─── EXTRACTED ENTRIES
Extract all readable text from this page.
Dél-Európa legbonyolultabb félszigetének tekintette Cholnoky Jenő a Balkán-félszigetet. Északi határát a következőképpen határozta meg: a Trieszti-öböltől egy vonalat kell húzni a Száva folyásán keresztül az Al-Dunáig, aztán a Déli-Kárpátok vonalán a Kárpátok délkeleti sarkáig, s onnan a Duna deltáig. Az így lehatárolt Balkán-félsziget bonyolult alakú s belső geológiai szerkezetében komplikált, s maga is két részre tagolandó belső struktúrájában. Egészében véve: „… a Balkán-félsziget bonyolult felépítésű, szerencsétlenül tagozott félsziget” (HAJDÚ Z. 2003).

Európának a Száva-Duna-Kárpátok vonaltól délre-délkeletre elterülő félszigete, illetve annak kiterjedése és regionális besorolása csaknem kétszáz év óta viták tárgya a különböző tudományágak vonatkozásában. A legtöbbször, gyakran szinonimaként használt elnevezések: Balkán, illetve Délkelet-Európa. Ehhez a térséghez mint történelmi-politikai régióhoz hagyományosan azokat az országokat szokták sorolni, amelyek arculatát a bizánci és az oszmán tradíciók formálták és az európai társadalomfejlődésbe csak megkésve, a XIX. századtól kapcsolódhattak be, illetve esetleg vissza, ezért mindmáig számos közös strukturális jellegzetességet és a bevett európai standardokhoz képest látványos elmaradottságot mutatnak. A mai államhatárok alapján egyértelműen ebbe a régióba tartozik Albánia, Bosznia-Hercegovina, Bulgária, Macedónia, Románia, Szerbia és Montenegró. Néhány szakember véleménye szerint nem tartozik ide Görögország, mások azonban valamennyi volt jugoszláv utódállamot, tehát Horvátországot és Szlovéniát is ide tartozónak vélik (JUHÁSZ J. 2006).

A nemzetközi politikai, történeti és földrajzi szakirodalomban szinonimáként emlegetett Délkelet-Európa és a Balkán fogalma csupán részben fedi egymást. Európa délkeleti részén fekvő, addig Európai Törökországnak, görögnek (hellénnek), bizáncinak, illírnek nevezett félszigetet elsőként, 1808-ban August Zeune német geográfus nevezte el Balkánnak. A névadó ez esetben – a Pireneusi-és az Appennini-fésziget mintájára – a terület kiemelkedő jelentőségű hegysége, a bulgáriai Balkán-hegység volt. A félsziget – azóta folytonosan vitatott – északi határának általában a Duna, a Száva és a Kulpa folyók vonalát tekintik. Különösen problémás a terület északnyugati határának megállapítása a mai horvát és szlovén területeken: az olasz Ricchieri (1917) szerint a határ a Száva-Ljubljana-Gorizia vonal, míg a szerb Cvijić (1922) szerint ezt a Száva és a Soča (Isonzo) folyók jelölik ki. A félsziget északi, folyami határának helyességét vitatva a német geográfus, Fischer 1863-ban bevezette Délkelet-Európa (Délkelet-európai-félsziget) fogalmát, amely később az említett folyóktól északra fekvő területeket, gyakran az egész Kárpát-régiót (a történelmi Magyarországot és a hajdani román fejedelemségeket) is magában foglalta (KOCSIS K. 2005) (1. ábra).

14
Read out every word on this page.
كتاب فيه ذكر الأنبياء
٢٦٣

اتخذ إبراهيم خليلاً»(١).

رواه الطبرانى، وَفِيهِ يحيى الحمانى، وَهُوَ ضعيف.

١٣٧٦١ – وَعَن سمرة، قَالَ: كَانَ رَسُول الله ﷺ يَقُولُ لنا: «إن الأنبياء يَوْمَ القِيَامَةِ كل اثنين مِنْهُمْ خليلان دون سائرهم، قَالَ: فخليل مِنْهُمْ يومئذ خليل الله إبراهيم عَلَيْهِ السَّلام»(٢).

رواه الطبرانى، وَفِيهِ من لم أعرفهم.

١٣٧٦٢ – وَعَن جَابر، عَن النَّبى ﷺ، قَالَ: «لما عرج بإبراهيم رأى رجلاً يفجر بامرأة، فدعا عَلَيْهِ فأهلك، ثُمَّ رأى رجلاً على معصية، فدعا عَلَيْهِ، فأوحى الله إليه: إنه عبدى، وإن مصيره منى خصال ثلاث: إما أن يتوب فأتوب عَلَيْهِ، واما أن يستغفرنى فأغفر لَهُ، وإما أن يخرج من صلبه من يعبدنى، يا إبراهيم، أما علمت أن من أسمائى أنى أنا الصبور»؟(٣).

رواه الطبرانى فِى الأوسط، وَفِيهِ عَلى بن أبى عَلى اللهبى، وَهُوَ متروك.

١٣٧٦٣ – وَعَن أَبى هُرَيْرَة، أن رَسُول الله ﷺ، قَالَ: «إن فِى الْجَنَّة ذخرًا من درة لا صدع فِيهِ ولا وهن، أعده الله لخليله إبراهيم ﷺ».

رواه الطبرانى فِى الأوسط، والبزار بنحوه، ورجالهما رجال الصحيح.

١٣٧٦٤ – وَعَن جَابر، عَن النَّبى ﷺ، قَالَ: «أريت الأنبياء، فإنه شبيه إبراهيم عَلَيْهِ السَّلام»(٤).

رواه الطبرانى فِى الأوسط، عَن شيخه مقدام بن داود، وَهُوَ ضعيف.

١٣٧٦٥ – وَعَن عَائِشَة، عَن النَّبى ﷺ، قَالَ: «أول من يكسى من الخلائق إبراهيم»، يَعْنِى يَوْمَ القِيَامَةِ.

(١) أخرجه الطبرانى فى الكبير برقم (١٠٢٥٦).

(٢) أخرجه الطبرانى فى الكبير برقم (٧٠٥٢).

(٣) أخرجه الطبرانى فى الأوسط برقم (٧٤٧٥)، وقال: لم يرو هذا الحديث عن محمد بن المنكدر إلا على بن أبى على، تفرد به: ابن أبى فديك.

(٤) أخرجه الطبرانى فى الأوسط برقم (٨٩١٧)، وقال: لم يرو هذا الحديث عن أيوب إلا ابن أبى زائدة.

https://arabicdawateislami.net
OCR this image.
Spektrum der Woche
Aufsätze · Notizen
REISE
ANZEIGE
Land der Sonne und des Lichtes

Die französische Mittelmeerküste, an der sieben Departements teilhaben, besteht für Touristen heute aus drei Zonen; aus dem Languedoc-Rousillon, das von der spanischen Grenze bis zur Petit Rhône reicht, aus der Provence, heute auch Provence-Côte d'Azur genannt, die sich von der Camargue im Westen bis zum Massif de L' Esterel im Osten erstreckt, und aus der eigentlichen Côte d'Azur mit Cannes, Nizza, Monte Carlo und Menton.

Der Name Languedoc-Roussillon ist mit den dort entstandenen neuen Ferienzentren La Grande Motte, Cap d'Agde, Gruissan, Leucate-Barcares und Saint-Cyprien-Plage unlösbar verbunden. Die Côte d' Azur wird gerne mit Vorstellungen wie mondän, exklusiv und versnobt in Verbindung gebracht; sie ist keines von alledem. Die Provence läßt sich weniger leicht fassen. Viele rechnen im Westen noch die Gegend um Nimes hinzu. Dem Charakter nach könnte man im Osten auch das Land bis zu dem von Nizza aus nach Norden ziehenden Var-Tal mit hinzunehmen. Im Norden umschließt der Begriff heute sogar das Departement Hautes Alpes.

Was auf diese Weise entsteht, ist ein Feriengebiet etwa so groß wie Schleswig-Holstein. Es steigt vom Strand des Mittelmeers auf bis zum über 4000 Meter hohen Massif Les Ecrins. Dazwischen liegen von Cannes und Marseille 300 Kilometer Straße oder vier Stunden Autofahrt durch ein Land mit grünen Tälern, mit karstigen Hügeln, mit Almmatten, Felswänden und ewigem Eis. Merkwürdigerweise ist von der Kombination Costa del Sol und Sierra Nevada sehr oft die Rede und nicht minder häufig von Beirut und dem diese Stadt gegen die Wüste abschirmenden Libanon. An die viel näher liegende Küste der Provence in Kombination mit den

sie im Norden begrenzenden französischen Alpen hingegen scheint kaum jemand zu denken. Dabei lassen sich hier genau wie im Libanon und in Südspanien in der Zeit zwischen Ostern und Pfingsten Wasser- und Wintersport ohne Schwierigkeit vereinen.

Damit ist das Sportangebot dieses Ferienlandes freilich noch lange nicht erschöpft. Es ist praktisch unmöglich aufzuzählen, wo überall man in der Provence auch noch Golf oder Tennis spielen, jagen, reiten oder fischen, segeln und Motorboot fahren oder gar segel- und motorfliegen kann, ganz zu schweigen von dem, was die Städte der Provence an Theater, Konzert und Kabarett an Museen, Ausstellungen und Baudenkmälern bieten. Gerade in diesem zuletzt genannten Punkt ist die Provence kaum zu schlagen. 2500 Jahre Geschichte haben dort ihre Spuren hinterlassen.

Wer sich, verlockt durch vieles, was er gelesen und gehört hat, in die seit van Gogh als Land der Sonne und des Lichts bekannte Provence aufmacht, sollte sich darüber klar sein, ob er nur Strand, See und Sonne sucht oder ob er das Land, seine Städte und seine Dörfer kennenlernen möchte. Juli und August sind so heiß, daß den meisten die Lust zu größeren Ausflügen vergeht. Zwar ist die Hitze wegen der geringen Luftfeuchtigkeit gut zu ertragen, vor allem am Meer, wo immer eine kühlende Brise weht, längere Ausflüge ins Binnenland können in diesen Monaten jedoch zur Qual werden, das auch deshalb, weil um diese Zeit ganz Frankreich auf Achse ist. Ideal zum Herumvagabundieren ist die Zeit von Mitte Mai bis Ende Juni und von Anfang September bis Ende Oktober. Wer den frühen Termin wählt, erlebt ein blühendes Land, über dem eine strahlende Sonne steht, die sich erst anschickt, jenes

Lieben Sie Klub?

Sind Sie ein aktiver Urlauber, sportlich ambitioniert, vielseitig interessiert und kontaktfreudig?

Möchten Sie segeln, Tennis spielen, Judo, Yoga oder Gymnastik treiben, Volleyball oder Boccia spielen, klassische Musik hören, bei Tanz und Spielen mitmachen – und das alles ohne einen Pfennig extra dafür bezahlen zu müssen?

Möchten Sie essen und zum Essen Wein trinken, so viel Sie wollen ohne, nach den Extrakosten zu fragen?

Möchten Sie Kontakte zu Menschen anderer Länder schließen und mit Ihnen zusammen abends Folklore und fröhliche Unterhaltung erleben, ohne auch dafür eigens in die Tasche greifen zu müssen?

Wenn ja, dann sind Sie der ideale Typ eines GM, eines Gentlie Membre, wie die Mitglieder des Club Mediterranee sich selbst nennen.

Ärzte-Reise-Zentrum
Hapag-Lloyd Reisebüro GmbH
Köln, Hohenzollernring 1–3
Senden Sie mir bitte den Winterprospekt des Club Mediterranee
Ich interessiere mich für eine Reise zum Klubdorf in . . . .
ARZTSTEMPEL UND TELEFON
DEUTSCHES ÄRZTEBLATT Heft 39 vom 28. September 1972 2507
──────
■ **YOUR OBJECTIVE**:
Say, as a single number and nothing more, how many lines of the entries contain the word "kaum".

■ **THE COMPLETED TASK**:
2